→ **Goal of the exercise**: Reproduce the listing below verbatim.

→ **Data entries**:

_ _ _ _

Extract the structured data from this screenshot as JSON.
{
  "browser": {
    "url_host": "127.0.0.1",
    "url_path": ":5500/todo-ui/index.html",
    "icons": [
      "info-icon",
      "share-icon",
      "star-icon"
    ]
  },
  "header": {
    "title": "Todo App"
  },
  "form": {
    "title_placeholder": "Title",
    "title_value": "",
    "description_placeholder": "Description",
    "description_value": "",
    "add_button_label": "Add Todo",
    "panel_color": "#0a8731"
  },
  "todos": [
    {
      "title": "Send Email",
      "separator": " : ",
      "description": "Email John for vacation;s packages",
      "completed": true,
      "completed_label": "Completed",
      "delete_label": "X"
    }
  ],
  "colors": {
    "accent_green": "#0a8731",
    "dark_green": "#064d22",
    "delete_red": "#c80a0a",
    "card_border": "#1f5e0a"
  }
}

_ _ _ _

→ **Reply**:
Extract the structured data from this screenshot as JSON.
{
  "browser": {
    "url_host": "127.0.0.1",
    "url_path": ":5500/todo-ui/index.html",
    "icons": [
      "info-icon",
      "share-icon",
      "star-icon"
    ]
  },
  "header": {
    "title": "Todo App"
  },
  "form": {
    "title_placeholder": "Title",
    "title_value": "",
    "description_placeholder": "Description",
    "description_value": "",
    "add_button_label": "Add Todo",
    "panel_color": "#0a8731"
  },
  "todos": [
    {
      "title": "Send Email",
      "separator": " : ",
      "description": "Email John for vacation;s packages",
      "completed": true,
      "completed_label": "Completed",
      "delete_label": "X"
    }
  ],
  "colors": {
    "accent_green": "#0a8731",
    "dark_green": "#064d22",
    "delete_red": "#c80a0a",
    "card_border": "#1f5e0a"
  }
}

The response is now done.